■ **TASK INSTRUCTIONS**: Look through the material below and give the number of lines holding "background", with no other words.

### RECORDS TO USE

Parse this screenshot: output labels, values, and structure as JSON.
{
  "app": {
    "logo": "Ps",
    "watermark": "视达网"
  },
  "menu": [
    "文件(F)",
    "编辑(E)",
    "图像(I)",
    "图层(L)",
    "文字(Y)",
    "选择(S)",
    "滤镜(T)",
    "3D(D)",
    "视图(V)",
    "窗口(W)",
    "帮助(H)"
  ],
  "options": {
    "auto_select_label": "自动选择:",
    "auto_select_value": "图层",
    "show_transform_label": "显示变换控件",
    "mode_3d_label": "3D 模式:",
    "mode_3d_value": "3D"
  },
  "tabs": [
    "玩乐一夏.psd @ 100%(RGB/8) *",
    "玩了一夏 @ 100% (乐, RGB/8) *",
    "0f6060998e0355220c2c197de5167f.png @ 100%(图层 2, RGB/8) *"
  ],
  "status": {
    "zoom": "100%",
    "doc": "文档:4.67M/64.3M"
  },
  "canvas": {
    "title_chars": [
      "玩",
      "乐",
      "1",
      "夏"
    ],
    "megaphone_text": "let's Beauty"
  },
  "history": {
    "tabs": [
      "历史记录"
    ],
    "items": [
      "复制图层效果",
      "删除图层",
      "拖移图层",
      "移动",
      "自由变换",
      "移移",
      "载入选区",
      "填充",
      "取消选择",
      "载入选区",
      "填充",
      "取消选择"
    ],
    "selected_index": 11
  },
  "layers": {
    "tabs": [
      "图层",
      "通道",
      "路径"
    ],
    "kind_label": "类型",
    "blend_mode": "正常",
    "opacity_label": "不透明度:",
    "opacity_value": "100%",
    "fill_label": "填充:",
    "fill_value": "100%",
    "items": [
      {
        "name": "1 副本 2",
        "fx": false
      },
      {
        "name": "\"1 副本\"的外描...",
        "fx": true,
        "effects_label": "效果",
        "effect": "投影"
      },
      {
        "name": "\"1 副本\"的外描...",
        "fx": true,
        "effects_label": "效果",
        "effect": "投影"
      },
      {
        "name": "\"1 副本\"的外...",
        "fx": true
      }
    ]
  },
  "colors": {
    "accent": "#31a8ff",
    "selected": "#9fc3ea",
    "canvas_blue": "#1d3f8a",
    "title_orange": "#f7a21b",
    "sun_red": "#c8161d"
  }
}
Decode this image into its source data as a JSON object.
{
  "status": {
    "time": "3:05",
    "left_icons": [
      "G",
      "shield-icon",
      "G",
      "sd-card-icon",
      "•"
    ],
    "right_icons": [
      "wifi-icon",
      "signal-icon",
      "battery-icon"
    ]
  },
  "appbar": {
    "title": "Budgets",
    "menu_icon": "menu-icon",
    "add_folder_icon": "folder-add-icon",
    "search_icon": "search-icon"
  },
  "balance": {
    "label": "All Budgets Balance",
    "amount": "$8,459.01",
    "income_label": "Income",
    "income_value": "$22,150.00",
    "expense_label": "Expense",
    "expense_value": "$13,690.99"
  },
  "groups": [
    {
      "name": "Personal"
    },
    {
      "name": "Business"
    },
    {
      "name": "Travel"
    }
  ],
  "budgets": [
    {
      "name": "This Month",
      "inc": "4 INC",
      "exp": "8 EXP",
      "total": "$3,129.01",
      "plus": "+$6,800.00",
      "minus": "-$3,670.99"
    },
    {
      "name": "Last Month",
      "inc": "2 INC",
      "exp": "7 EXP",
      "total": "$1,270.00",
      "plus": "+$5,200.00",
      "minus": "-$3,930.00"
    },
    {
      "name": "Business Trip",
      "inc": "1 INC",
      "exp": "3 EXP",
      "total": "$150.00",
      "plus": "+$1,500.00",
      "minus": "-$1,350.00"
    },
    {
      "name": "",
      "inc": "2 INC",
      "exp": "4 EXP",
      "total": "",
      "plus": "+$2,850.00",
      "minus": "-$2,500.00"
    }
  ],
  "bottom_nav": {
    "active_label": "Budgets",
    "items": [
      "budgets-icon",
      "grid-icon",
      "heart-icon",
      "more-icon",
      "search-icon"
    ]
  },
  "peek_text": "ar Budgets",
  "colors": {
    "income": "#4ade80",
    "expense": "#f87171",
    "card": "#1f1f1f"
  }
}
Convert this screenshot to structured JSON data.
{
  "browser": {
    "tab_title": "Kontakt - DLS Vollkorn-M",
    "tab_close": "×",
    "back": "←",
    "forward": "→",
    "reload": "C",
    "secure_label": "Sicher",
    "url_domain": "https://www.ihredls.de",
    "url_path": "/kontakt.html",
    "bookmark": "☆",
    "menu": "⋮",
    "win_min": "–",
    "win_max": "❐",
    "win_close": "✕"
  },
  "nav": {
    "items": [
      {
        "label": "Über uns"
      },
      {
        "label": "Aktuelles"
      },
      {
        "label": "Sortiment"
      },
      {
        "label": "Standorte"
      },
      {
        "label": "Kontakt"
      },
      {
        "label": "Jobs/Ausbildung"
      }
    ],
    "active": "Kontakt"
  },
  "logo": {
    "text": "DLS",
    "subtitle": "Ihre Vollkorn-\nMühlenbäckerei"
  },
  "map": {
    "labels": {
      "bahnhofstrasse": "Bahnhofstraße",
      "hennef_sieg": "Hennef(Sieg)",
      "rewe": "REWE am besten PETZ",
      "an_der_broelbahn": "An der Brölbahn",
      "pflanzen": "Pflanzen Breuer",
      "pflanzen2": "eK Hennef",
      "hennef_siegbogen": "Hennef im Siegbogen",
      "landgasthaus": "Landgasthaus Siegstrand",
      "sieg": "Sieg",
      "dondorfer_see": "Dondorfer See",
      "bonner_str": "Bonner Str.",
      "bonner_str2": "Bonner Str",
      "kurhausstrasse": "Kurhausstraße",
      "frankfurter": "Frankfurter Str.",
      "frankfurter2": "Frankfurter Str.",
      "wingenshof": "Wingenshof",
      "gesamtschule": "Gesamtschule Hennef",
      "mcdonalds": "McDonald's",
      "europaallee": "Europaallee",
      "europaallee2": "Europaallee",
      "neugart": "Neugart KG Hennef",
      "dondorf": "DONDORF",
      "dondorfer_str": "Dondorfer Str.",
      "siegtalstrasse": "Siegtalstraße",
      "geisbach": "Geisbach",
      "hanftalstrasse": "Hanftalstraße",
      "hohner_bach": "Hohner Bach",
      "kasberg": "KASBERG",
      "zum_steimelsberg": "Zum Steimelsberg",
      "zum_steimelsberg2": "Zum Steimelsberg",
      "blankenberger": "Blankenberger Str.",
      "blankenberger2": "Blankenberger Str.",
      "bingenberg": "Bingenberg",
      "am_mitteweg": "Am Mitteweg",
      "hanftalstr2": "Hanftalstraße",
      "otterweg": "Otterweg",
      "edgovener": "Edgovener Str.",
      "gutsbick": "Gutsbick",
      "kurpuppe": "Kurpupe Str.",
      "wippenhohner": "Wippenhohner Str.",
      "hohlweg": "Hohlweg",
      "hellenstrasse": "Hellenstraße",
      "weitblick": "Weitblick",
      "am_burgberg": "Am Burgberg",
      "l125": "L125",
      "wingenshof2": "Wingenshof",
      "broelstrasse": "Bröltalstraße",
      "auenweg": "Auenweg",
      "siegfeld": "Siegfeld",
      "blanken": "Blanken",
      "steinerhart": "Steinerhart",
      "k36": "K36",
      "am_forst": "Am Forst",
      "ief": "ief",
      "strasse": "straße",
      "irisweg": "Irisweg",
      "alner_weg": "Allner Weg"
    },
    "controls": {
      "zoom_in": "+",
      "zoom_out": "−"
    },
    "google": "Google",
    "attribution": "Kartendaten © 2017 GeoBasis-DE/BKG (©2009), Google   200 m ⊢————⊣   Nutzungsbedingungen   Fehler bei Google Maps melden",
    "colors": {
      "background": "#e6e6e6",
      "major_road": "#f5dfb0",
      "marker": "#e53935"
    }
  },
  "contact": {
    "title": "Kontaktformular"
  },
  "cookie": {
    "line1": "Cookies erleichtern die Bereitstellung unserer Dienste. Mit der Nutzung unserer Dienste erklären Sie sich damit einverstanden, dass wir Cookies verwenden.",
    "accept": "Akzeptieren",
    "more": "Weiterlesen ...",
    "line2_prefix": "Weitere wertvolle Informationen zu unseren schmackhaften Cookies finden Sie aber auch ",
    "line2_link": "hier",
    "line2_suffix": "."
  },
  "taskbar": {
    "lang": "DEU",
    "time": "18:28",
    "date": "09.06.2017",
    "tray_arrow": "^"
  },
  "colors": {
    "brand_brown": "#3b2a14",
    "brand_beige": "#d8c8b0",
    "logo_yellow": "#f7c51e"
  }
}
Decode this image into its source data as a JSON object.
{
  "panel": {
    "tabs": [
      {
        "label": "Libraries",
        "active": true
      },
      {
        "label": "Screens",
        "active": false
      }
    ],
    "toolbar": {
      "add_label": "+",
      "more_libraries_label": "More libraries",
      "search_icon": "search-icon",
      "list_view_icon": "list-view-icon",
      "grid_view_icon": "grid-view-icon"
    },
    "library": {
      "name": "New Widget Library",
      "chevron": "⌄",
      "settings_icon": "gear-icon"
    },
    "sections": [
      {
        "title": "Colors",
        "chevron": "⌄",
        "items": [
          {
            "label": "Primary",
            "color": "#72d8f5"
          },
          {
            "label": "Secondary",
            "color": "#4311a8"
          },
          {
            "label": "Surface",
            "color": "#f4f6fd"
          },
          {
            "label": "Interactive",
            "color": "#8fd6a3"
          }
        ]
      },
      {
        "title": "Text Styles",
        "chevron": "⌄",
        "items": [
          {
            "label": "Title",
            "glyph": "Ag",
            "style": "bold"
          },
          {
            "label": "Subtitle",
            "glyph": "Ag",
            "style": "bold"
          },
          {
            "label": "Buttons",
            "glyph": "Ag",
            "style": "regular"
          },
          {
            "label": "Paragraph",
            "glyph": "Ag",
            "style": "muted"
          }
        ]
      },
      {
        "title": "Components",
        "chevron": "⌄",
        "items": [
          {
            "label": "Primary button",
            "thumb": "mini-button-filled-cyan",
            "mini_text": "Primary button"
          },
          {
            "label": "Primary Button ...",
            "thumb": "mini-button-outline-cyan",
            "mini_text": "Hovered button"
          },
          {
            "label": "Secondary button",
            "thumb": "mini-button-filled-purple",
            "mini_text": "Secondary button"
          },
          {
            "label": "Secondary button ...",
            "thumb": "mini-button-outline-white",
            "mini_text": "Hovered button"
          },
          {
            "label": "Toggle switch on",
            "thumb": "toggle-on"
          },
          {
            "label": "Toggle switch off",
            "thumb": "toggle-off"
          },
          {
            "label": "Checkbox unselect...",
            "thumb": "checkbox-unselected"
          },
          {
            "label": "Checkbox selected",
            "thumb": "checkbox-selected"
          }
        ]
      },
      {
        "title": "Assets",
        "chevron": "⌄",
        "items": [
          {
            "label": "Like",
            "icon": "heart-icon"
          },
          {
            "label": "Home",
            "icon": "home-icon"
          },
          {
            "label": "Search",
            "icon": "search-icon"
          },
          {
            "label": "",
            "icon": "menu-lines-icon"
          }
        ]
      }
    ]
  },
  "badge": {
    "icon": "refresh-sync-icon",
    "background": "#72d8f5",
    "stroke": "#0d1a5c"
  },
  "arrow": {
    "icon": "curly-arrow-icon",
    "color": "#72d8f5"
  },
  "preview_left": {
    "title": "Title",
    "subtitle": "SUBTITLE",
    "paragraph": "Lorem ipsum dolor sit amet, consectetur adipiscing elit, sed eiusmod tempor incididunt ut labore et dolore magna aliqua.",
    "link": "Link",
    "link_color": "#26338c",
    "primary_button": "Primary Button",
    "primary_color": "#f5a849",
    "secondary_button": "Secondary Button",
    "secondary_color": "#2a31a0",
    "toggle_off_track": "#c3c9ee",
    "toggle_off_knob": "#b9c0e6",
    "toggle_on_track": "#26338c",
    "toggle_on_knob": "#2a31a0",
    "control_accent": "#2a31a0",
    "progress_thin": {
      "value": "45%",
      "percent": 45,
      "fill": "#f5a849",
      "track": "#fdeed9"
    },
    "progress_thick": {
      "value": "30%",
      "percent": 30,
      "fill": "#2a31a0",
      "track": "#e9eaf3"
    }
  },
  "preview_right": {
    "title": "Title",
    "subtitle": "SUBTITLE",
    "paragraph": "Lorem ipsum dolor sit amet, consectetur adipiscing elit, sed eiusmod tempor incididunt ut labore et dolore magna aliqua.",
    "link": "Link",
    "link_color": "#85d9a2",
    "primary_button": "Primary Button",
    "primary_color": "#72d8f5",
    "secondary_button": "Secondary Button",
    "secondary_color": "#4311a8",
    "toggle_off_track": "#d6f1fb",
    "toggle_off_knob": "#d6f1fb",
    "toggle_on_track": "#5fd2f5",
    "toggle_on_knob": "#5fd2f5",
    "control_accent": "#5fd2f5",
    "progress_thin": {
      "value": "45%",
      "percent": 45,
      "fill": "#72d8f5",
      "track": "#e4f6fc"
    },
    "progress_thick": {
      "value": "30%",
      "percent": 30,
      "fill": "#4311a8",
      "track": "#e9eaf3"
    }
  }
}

######

■ **COMPLETE RESPONSE**: 2